• What the task requires:
Render every entry verbatim.

# # # #

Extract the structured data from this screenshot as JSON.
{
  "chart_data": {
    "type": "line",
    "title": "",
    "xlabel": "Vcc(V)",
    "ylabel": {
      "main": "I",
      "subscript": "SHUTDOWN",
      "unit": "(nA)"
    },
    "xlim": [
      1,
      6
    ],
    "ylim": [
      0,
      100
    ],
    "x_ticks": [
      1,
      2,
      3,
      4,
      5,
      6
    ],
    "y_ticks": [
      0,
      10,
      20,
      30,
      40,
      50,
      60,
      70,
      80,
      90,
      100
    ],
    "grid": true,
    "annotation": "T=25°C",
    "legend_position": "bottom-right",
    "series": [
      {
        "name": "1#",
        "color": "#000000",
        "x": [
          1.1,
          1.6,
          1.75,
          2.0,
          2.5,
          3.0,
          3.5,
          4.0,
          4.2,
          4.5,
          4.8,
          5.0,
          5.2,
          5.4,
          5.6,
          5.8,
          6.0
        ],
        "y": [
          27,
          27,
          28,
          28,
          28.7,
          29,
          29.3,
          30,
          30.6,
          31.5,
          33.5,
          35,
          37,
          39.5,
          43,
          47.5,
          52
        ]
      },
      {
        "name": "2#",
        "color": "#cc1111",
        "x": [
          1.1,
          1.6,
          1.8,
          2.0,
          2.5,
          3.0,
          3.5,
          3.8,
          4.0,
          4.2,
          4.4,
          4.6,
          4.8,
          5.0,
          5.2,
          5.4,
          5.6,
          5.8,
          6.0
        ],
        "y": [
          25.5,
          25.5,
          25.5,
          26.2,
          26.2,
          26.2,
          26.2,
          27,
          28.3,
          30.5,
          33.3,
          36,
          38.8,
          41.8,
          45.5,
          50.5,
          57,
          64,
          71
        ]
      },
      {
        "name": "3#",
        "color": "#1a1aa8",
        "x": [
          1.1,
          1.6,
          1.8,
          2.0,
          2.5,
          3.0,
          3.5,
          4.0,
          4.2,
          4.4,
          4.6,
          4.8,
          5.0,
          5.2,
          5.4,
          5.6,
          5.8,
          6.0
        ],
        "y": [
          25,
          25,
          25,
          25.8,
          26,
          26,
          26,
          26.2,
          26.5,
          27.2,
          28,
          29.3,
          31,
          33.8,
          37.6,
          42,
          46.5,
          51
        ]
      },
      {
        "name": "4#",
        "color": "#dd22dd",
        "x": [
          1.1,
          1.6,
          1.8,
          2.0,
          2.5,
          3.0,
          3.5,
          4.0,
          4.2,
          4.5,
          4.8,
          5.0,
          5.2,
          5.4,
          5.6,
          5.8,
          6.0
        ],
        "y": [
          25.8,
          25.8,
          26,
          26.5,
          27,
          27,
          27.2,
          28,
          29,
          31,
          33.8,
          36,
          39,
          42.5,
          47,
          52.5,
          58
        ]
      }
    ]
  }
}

# # # #

• Answer in full:
Extract the structured data from this screenshot as JSON.
{
  "chart_data": {
    "type": "line",
    "title": "",
    "xlabel": "Vcc(V)",
    "ylabel": {
      "main": "I",
      "subscript": "SHUTDOWN",
      "unit": "(nA)"
    },
    "xlim": [
      1,
      6
    ],
    "ylim": [
      0,
      100
    ],
    "x_ticks": [
      1,
      2,
      3,
      4,
      5,
      6
    ],
    "y_ticks": [
      0,
      10,
      20,
      30,
      40,
      50,
      60,
      70,
      80,
      90,
      100
    ],
    "grid": true,
    "annotation": "T=25°C",
    "legend_position": "bottom-right",
    "series": [
      {
        "name": "1#",
        "color": "#000000",
        "x": [
          1.1,
          1.6,
          1.75,
          2.0,
          2.5,
          3.0,
          3.5,
          4.0,
          4.2,
          4.5,
          4.8,
          5.0,
          5.2,
          5.4,
          5.6,
          5.8,
          6.0
        ],
        "y": [
          27,
          27,
          28,
          28,
          28.7,
          29,
          29.3,
          30,
          30.6,
          31.5,
          33.5,
          35,
          37,
          39.5,
          43,
          47.5,
          52
        ]
      },
      {
        "name": "2#",
        "color": "#cc1111",
        "x": [
          1.1,
          1.6,
          1.8,
          2.0,
          2.5,
          3.0,
          3.5,
          3.8,
          4.0,
          4.2,
          4.4,
          4.6,
          4.8,
          5.0,
          5.2,
          5.4,
          5.6,
          5.8,
          6.0
        ],
        "y": [
          25.5,
          25.5,
          25.5,
          26.2,
          26.2,
          26.2,
          26.2,
          27,
          28.3,
          30.5,
          33.3,
          36,
          38.8,
          41.8,
          45.5,
          50.5,
          57,
          64,
          71
        ]
      },
      {
        "name": "3#",
        "color": "#1a1aa8",
        "x": [
          1.1,
          1.6,
          1.8,
          2.0,
          2.5,
          3.0,
          3.5,
          4.0,
          4.2,
          4.4,
          4.6,
          4.8,
          5.0,
          5.2,
          5.4,
          5.6,
          5.8,
          6.0
        ],
        "y": [
          25,
          25,
          25,
          25.8,
          26,
          26,
          26,
          26.2,
          26.5,
          27.2,
          28,
          29.3,
          31,
          33.8,
          37.6,
          42,
          46.5,
          51
        ]
      },
      {
        "name": "4#",
        "color": "#dd22dd",
        "x": [
          1.1,
          1.6,
          1.8,
          2.0,
          2.5,
          3.0,
          3.5,
          4.0,
          4.2,
          4.5,
          4.8,
          5.0,
          5.2,
          5.4,
          5.6,
          5.8,
          6.0
        ],
        "y": [
          25.8,
          25.8,
          26,
          26.5,
          27,
          27,
          27.2,
          28,
          29,
          31,
          33.8,
          36,
          39,
          42.5,
          47,
          52.5,
          58
        ]
      }
    ]
  }
}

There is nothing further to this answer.